- [INFORMATION PROVIDED]

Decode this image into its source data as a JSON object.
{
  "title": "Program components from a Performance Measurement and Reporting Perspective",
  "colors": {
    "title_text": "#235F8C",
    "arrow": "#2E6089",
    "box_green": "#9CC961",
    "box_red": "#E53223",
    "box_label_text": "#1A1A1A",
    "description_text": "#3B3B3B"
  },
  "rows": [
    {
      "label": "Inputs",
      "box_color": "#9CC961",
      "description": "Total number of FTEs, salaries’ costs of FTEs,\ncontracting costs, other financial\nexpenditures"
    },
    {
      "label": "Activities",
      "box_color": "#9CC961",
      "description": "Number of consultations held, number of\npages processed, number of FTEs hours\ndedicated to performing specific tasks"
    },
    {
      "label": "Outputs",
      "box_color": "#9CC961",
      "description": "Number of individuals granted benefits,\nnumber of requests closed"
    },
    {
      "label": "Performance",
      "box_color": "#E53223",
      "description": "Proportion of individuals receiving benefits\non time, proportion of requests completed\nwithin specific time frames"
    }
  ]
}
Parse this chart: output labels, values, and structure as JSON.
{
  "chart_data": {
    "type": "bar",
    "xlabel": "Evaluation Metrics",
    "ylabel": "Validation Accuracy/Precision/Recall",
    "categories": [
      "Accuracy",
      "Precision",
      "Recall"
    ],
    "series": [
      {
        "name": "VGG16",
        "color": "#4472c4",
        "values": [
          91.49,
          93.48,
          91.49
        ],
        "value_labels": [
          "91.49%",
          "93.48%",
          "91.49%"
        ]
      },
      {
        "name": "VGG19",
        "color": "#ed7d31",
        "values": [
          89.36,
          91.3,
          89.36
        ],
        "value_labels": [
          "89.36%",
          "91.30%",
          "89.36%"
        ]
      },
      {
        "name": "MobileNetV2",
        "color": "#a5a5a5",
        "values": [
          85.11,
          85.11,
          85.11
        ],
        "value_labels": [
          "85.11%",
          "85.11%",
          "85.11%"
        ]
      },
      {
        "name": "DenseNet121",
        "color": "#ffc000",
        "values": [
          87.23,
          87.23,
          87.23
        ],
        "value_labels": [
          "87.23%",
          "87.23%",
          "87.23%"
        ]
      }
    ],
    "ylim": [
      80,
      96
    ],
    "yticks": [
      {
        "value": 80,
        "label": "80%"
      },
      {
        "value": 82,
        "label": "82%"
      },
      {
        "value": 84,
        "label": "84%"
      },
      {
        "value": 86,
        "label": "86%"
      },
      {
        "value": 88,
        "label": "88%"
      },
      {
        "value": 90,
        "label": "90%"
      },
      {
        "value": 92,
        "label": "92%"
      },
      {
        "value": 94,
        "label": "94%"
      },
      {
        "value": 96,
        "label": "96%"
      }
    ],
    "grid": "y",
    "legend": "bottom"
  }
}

- [WORK TO BE COMPLETED]
Only the number is wanted: how many lines of the material above include the word "Precision"?

- [ANSWER TO THIS PROBLEM]
2